======== Input data
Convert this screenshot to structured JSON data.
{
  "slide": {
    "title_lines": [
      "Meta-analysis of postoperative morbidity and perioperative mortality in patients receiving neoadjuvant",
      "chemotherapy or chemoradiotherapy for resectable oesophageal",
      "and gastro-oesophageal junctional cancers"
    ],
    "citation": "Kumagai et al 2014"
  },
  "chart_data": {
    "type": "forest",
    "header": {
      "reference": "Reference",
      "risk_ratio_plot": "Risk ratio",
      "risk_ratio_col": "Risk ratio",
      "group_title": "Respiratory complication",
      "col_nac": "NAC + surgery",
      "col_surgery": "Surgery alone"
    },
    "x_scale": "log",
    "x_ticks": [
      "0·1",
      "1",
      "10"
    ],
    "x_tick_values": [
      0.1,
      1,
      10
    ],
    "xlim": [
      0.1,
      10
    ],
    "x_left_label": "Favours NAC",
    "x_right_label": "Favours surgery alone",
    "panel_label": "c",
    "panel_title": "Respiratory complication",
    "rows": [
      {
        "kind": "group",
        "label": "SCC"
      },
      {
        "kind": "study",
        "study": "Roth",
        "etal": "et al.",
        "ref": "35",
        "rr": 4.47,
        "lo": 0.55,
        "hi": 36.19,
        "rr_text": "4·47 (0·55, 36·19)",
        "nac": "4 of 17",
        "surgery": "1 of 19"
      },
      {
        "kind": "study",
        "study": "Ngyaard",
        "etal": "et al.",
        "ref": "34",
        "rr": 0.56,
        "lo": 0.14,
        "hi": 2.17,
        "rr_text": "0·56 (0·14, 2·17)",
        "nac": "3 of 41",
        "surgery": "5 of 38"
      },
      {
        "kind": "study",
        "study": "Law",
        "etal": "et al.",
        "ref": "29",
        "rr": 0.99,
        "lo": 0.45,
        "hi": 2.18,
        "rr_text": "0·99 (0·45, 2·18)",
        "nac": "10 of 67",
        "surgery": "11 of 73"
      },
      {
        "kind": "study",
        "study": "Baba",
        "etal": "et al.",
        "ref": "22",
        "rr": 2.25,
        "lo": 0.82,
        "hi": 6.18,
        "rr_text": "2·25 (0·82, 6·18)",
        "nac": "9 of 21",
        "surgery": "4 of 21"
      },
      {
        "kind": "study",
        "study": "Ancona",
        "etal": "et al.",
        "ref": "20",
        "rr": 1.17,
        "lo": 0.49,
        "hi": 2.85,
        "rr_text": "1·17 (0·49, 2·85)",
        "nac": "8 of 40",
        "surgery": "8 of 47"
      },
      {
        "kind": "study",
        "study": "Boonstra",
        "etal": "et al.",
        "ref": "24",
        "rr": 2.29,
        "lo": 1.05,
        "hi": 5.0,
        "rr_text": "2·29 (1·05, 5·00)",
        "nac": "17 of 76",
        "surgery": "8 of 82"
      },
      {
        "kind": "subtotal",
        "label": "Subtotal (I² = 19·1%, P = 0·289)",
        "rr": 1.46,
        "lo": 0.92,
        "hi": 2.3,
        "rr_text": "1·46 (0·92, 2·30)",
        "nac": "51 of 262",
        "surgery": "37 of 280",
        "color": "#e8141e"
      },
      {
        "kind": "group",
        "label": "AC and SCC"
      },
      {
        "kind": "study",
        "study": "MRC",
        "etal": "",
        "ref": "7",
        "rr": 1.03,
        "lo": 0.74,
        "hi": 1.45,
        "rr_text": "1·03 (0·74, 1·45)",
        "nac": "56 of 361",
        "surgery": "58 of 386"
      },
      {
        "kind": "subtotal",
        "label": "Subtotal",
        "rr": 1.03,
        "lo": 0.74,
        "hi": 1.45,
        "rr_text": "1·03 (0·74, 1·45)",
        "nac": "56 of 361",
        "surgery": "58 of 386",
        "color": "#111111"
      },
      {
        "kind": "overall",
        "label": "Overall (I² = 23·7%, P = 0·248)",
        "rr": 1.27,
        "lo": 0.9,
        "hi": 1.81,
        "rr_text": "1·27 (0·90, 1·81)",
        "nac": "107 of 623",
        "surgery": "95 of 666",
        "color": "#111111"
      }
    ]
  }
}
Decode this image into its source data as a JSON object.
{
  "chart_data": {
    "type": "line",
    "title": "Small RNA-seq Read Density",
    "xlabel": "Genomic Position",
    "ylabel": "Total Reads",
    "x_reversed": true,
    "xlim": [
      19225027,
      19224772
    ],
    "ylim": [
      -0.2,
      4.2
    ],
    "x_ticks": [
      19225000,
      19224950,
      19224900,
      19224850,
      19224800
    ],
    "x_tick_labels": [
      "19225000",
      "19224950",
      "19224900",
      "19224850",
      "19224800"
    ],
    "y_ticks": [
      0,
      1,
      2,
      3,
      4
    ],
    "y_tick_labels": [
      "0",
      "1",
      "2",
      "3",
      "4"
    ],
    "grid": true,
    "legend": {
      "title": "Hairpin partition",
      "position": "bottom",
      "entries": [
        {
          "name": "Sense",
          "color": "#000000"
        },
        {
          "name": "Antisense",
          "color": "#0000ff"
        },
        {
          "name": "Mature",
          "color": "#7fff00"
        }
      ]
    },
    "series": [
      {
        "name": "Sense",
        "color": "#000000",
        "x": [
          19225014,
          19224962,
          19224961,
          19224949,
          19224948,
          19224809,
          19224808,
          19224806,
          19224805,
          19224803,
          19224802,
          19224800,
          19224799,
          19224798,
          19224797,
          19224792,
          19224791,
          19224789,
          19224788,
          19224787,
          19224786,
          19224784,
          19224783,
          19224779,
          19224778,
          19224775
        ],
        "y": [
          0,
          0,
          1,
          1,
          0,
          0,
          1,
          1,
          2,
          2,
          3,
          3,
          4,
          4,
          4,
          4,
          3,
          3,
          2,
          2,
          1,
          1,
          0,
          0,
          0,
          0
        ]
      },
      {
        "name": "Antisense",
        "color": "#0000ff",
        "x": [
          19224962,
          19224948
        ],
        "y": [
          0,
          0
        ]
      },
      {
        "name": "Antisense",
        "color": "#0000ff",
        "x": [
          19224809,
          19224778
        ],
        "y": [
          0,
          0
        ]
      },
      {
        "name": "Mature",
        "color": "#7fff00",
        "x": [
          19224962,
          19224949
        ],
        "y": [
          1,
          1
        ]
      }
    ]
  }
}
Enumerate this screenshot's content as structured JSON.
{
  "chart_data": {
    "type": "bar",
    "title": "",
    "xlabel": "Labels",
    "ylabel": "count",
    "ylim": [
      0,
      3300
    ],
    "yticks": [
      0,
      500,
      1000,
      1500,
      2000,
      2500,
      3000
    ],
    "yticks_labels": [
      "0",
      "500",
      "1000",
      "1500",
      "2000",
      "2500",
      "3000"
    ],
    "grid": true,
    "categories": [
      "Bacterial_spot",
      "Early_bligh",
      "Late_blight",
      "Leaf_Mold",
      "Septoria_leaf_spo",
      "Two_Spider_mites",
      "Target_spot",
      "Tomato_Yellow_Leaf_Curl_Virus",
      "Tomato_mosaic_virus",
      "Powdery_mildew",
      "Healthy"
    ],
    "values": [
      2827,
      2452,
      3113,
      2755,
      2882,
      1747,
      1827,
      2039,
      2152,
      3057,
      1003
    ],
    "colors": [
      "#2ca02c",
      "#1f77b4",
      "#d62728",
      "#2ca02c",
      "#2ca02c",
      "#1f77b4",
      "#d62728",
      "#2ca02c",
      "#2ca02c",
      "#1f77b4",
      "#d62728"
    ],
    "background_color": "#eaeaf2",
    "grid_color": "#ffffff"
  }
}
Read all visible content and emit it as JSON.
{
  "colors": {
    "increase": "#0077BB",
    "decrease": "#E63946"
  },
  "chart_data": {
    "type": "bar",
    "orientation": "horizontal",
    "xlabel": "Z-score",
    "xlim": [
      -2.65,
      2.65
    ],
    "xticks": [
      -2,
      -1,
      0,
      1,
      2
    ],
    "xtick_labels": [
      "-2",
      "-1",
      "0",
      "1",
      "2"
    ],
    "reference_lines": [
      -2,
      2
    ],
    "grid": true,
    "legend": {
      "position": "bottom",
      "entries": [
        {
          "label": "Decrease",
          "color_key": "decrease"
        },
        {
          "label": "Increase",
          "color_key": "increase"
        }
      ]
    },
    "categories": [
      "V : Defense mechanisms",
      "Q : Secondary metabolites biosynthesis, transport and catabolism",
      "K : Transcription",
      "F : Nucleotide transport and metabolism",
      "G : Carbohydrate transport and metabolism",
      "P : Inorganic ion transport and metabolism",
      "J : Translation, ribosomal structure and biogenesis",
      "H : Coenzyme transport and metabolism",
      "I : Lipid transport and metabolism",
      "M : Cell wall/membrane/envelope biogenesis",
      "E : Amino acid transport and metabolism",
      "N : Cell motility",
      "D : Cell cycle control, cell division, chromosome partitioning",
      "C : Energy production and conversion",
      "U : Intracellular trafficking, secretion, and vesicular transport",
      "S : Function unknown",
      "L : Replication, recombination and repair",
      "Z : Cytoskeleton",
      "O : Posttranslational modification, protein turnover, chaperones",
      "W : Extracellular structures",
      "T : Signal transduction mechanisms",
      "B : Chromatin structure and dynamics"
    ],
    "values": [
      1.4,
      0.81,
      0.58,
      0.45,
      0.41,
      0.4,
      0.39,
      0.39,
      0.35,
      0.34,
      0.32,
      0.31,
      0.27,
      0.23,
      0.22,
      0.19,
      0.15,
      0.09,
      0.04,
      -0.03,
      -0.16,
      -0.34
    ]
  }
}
================
Activity -> From the entries above, copy out every line where the string "this" appears.

Solution ->
Convert this screenshot to structured JSON data.
Decode this image into its source data as a JSON object.
Enumerate this screenshot's content as structured JSON.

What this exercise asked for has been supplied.